▼

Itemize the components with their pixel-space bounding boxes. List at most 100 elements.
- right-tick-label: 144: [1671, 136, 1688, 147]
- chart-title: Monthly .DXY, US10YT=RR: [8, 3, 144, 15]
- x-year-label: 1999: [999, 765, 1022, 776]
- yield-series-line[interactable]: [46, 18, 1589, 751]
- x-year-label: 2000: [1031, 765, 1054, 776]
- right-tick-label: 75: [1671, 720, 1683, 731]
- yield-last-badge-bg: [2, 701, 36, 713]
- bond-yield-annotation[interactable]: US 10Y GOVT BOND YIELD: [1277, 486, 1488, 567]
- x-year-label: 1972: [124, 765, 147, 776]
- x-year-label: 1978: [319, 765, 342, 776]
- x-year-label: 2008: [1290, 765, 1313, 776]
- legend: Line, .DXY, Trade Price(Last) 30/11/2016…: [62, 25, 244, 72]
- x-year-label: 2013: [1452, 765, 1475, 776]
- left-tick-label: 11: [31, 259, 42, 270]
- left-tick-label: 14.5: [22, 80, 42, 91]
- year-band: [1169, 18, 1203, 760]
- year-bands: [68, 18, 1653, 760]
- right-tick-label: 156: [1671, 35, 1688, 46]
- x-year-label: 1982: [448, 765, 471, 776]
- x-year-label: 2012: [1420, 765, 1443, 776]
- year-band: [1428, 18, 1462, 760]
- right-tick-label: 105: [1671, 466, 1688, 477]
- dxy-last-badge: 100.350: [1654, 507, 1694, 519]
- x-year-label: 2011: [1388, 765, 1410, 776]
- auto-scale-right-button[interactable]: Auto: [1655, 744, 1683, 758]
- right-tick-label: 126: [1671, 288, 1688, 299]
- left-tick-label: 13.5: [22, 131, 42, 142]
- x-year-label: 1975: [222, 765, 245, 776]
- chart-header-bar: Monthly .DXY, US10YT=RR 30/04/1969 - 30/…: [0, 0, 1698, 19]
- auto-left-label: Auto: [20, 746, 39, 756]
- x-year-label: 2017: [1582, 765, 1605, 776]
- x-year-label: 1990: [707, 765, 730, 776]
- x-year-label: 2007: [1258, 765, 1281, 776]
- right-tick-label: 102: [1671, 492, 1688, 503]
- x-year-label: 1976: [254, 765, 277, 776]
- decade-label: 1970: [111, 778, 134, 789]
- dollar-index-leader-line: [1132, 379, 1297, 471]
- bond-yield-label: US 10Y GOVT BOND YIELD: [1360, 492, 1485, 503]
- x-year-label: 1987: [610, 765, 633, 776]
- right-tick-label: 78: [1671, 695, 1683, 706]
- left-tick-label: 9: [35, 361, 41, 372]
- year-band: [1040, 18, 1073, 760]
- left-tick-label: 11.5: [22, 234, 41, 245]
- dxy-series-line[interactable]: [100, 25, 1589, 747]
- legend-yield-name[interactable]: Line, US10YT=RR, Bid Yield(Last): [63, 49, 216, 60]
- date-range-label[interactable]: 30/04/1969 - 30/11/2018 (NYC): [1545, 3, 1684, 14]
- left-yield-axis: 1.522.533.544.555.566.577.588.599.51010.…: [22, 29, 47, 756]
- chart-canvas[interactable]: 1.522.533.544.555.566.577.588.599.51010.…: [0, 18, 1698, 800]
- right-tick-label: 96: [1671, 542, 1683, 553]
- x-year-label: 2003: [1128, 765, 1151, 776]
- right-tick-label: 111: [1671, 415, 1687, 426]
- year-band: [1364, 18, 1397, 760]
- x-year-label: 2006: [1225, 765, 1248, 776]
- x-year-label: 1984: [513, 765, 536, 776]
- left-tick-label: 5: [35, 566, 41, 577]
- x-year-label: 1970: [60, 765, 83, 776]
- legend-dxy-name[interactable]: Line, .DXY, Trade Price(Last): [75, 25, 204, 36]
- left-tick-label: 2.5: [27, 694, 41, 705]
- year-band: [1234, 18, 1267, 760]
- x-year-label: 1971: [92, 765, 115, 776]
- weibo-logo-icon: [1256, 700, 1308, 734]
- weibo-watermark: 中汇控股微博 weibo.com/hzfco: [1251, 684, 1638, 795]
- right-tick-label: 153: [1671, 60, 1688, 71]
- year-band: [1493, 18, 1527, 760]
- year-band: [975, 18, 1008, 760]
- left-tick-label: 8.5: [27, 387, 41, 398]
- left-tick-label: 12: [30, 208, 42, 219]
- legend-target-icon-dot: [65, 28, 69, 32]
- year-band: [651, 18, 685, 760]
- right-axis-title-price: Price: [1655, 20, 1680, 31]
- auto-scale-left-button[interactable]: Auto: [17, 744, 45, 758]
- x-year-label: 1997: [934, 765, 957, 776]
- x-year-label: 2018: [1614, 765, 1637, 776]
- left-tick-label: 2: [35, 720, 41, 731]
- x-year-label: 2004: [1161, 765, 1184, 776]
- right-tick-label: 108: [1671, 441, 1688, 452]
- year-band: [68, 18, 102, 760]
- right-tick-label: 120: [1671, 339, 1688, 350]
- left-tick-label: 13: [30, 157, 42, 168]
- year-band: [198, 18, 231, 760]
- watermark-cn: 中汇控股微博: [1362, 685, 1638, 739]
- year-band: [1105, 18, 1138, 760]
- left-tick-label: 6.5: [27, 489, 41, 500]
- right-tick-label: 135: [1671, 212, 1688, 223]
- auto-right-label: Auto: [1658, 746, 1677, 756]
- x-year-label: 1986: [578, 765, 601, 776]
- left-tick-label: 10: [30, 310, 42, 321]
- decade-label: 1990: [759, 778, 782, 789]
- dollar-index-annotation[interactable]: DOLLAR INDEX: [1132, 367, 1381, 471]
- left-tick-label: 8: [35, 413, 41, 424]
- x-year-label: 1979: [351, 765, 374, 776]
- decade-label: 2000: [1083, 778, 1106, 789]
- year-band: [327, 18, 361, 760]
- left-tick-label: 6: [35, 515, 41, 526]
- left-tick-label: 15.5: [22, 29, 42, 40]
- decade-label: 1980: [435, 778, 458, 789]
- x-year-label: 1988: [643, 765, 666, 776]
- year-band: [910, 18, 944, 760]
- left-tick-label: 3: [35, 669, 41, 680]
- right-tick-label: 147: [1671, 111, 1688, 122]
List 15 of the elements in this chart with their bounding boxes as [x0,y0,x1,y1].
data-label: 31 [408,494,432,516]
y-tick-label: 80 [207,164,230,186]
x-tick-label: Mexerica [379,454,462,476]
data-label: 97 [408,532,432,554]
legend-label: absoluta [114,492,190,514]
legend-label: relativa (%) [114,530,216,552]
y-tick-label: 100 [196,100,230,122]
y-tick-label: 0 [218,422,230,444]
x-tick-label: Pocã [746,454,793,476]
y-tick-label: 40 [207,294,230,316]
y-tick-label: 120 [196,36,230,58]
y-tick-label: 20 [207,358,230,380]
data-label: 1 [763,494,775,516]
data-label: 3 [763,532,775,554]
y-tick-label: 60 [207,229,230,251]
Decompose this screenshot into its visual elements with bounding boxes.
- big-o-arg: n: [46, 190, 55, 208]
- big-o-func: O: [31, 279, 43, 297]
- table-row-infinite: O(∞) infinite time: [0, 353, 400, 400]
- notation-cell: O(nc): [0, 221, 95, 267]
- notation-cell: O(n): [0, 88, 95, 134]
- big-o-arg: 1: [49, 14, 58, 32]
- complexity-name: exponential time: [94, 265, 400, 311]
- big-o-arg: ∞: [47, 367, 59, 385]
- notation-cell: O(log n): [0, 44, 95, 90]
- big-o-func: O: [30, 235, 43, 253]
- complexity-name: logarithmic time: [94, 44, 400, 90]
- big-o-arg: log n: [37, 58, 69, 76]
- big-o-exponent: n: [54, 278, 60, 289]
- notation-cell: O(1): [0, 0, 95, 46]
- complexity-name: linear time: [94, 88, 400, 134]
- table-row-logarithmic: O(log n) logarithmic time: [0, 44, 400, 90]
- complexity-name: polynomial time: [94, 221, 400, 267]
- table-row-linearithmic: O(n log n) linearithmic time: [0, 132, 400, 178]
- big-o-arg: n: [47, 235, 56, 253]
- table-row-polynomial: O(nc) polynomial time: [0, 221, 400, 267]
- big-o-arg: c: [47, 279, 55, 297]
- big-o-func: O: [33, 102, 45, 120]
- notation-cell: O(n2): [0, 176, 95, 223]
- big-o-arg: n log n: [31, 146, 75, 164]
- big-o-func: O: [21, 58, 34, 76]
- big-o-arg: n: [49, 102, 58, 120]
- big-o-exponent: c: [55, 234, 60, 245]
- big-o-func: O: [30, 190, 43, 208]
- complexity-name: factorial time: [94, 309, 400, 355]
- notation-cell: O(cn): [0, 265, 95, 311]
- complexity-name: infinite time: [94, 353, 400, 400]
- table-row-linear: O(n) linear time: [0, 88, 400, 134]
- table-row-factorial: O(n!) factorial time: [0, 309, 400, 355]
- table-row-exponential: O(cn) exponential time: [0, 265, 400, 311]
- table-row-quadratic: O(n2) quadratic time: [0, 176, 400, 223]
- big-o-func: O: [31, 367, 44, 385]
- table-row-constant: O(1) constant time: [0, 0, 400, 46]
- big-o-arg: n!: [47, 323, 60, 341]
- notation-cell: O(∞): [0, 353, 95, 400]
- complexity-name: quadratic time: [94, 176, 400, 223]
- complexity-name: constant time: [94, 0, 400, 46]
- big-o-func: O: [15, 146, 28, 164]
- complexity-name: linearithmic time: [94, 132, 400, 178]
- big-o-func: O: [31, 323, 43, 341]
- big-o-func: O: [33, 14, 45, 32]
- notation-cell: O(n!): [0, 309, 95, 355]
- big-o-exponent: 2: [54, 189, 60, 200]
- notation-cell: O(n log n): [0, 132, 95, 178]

▲

(What the task requires): Copy out the data word for word, from its first line down to and including the line with "- x-year-label: 1975: [222, 765, 245, 776]".

(Answer to the problem):
Itemize the components with their pixel-space bounding boxes. List at most 100 elements.
- right-tick-label: 144: [1671, 136, 1688, 147]
- chart-title: Monthly .DXY, US10YT=RR: [8, 3, 144, 15]
- x-year-label: 1999: [999, 765, 1022, 776]
- yield-series-line[interactable]: [46, 18, 1589, 751]
- x-year-label: 2000: [1031, 765, 1054, 776]
- right-tick-label: 75: [1671, 720, 1683, 731]
- yield-last-badge-bg: [2, 701, 36, 713]
- bond-yield-annotation[interactable]: US 10Y GOVT BOND YIELD: [1277, 486, 1488, 567]
- x-year-label: 1972: [124, 765, 147, 776]
- x-year-label: 1978: [319, 765, 342, 776]
- x-year-label: 2008: [1290, 765, 1313, 776]
- legend: Line, .DXY, Trade Price(Last) 30/11/2016…: [62, 25, 244, 72]
- x-year-label: 2013: [1452, 765, 1475, 776]
- left-tick-label: 11: [31, 259, 42, 270]
- left-tick-label: 14.5: [22, 80, 42, 91]
- year-band: [1169, 18, 1203, 760]
- year-bands: [68, 18, 1653, 760]
- right-tick-label: 156: [1671, 35, 1688, 46]
- x-year-label: 1982: [448, 765, 471, 776]
- x-year-label: 2012: [1420, 765, 1443, 776]
- year-band: [1428, 18, 1462, 760]
- right-tick-label: 105: [1671, 466, 1688, 477]
- dxy-last-badge: 100.350: [1654, 507, 1694, 519]
- x-year-label: 2011: [1388, 765, 1410, 776]
- auto-scale-right-button[interactable]: Auto: [1655, 744, 1683, 758]
- right-tick-label: 126: [1671, 288, 1688, 299]
- left-tick-label: 13.5: [22, 131, 42, 142]
- x-year-label: 1975: [222, 765, 245, 776]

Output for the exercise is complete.